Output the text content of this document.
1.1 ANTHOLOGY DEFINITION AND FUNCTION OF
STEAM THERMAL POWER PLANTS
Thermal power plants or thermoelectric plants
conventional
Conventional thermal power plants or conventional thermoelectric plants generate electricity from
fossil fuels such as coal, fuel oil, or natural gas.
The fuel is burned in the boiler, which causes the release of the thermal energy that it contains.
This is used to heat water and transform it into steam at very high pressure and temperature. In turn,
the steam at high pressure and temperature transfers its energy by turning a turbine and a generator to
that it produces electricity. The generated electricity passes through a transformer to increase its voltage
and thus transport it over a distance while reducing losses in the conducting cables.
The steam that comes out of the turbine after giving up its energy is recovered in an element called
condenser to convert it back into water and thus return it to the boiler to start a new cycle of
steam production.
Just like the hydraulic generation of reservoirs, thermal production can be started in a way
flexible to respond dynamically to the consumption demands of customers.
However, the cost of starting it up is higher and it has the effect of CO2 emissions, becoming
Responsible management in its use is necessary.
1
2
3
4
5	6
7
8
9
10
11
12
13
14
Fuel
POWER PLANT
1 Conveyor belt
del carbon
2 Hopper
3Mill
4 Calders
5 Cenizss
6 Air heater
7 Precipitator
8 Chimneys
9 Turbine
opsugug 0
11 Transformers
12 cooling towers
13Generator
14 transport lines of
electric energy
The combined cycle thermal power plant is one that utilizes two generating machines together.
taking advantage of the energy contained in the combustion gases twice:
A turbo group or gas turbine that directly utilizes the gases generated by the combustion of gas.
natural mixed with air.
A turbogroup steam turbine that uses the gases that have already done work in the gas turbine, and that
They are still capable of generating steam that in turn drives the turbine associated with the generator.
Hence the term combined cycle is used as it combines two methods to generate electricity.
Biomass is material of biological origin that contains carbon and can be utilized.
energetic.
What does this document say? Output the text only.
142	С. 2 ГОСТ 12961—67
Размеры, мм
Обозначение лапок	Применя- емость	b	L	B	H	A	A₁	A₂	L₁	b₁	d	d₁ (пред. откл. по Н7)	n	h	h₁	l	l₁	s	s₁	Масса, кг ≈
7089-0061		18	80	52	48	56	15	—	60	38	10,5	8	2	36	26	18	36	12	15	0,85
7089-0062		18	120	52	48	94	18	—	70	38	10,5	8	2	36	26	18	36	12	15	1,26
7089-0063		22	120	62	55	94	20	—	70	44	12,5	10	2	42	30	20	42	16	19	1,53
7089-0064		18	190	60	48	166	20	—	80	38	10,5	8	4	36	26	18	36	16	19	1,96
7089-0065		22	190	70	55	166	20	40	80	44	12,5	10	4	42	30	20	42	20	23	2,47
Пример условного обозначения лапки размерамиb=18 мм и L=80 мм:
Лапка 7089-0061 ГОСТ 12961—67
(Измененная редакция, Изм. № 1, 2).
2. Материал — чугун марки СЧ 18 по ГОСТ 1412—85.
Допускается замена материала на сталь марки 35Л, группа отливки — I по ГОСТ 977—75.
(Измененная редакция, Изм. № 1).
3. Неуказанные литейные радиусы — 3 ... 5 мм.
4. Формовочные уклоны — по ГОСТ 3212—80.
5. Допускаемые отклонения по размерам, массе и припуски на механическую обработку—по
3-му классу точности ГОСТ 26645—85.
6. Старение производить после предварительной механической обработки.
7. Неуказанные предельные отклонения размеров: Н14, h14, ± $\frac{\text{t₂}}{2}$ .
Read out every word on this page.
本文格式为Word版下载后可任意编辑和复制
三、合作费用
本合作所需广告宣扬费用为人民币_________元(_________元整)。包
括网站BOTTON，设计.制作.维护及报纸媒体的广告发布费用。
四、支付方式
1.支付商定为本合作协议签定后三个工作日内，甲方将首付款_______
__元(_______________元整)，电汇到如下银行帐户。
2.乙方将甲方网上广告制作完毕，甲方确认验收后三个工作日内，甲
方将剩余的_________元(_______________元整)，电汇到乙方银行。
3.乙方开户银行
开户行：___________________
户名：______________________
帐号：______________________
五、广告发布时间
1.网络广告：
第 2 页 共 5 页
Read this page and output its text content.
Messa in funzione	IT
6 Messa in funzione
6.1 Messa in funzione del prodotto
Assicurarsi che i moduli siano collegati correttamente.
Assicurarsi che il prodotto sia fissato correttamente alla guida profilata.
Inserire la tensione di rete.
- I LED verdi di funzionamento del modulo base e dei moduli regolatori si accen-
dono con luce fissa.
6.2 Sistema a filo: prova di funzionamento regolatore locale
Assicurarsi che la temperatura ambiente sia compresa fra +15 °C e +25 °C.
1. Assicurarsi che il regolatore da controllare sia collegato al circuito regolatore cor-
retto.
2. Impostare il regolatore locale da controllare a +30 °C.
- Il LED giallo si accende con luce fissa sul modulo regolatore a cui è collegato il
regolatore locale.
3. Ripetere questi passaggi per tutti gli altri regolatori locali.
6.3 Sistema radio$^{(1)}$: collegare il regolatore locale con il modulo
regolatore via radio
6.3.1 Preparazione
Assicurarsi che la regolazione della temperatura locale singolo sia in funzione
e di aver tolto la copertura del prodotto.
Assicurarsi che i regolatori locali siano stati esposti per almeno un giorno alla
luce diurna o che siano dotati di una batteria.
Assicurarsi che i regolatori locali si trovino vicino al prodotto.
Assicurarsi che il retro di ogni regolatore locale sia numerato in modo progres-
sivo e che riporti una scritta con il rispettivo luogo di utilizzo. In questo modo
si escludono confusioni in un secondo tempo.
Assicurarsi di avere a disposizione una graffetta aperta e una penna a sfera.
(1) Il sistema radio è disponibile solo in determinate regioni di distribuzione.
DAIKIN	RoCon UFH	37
---------------
■ WRITTEN EXERCISE:
Quote each line above in full, word for word.

■ OUTPUT FOR THIS EXERCISE:
Output the text content of this document.
1.1 ANTHOLOGY DEFINITION AND FUNCTION OF
STEAM THERMAL POWER PLANTS
Thermal power plants or thermoelectric plants
conventional
Conventional thermal power plants or conventional thermoelectric plants generate electricity from
fossil fuels such as coal, fuel oil, or natural gas.
The fuel is burned in the boiler, which causes the release of the thermal energy that it contains.
This is used to heat water and transform it into steam at very high pressure and temperature. In turn,
the steam at high pressure and temperature transfers its energy by turning a turbine and a generator to
that it produces electricity. The generated electricity passes through a transformer to increase its voltage
and thus transport it over a distance while reducing losses in the conducting cables.
The steam that comes out of the turbine after giving up its energy is recovered in an element called
condenser to convert it back into water and thus return it to the boiler to start a new cycle of
steam production.
Just like the hydraulic generation of reservoirs, thermal production can be started in a way
flexible to respond dynamically to the consumption demands of customers.
However, the cost of starting it up is higher and it has the effect of CO2 emissions, becoming
Responsible management in its use is necessary.
1
2
3
4
5	6
7
8
9
10
11
12
13
14
Fuel
POWER PLANT
1 Conveyor belt
del carbon
2 Hopper
3Mill
4 Calders
5 Cenizss
6 Air heater
7 Precipitator
8 Chimneys
9 Turbine
opsugug 0
11 Transformers
12 cooling towers
13Generator
14 transport lines of
electric energy
The combined cycle thermal power plant is one that utilizes two generating machines together.
taking advantage of the energy contained in the combustion gases twice:
A turbo group or gas turbine that directly utilizes the gases generated by the combustion of gas.
natural mixed with air.
A turbogroup steam turbine that uses the gases that have already done work in the gas turbine, and that
They are still capable of generating steam that in turn drives the turbine associated with the generator.
Hence the term combined cycle is used as it combines two methods to generate electricity.
Biomass is material of biological origin that contains carbon and can be utilized.
energetic.
What does this document say? Output the text only.
142	С. 2 ГОСТ 12961—67
Размеры, мм
Обозначение лапок	Применя- емость	b	L	B	H	A	A₁	A₂	L₁	b₁	d	d₁ (пред. откл. по Н7)	n	h	h₁	l	l₁	s	s₁	Масса, кг ≈
7089-0061		18	80	52	48	56	15	—	60	38	10,5	8	2	36	26	18	36	12	15	0,85
7089-0062		18	120	52	48	94	18	—	70	38	10,5	8	2	36	26	18	36	12	15	1,26
7089-0063		22	120	62	55	94	20	—	70	44	12,5	10	2	42	30	20	42	16	19	1,53
7089-0064		18	190	60	48	166	20	—	80	38	10,5	8	4	36	26	18	36	16	19	1,96
7089-0065		22	190	70	55	166	20	40	80	44	12,5	10	4	42	30	20	42	20	23	2,47
Пример условного обозначения лапки размерамиb=18 мм и L=80 мм:
Лапка 7089-0061 ГОСТ 12961—67
(Измененная редакция, Изм. № 1, 2).
2. Материал — чугун марки СЧ 18 по ГОСТ 1412—85.
Допускается замена материала на сталь марки 35Л, группа отливки — I по ГОСТ 977—75.
(Измененная редакция, Изм. № 1).
3. Неуказанные литейные радиусы — 3 ... 5 мм.
4. Формовочные уклоны — по ГОСТ 3212—80.
5. Допускаемые отклонения по размерам, массе и припуски на механическую обработку—по
3-му классу точности ГОСТ 26645—85.
6. Старение производить после предварительной механической обработки.
7. Неуказанные предельные отклонения размеров: Н14, h14, ± $\frac{\text{t₂}}{2}$ .
Read out every word on this page.
本文格式为Word版下载后可任意编辑和复制
三、合作费用
本合作所需广告宣扬费用为人民币_________元(_________元整)。包
括网站BOTTON，设计.制作.维护及报纸媒体的广告发布费用。
四、支付方式
1.支付商定为本合作协议签定后三个工作日内，甲方将首付款_______
__元(_______________元整)，电汇到如下银行帐户。
2.乙方将甲方网上广告制作完毕，甲方确认验收后三个工作日内，甲
方将剩余的_________元(_______________元整)，电汇到乙方银行。
3.乙方开户银行
开户行：___________________
户名：______________________
帐号：______________________
五、广告发布时间
1.网络广告：
第 2 页 共 5 页
Read this page and output its text content.
Messa in funzione	IT
6 Messa in funzione
6.1 Messa in funzione del prodotto
Assicurarsi che i moduli siano collegati correttamente.
Assicurarsi che il prodotto sia fissato correttamente alla guida profilata.
Inserire la tensione di rete.
- I LED verdi di funzionamento del modulo base e dei moduli regolatori si accen-
dono con luce fissa.
6.2 Sistema a filo: prova di funzionamento regolatore locale
Assicurarsi che la temperatura ambiente sia compresa fra +15 °C e +25 °C.
1. Assicurarsi che il regolatore da controllare sia collegato al circuito regolatore cor-
retto.
2. Impostare il regolatore locale da controllare a +30 °C.
- Il LED giallo si accende con luce fissa sul modulo regolatore a cui è collegato il
regolatore locale.
3. Ripetere questi passaggi per tutti gli altri regolatori locali.
6.3 Sistema radio$^{(1)}$: collegare il regolatore locale con il modulo
regolatore via radio
6.3.1 Preparazione
Assicurarsi che la regolazione della temperatura locale singolo sia in funzione
e di aver tolto la copertura del prodotto.
Assicurarsi che i regolatori locali siano stati esposti per almeno un giorno alla
luce diurna o che siano dotati di una batteria.
Assicurarsi che i regolatori locali si trovino vicino al prodotto.
Assicurarsi che il retro di ogni regolatore locale sia numerato in modo progres-
sivo e che riporti una scritta con il rispettivo luogo di utilizzo. In questo modo
si escludono confusioni in un secondo tempo.
Assicurarsi di avere a disposizione una graffetta aperta e una penna a sfera.
(1) Il sistema radio è disponibile solo in determinate regioni di distribuzione.
DAIKIN	RoCon UFH	37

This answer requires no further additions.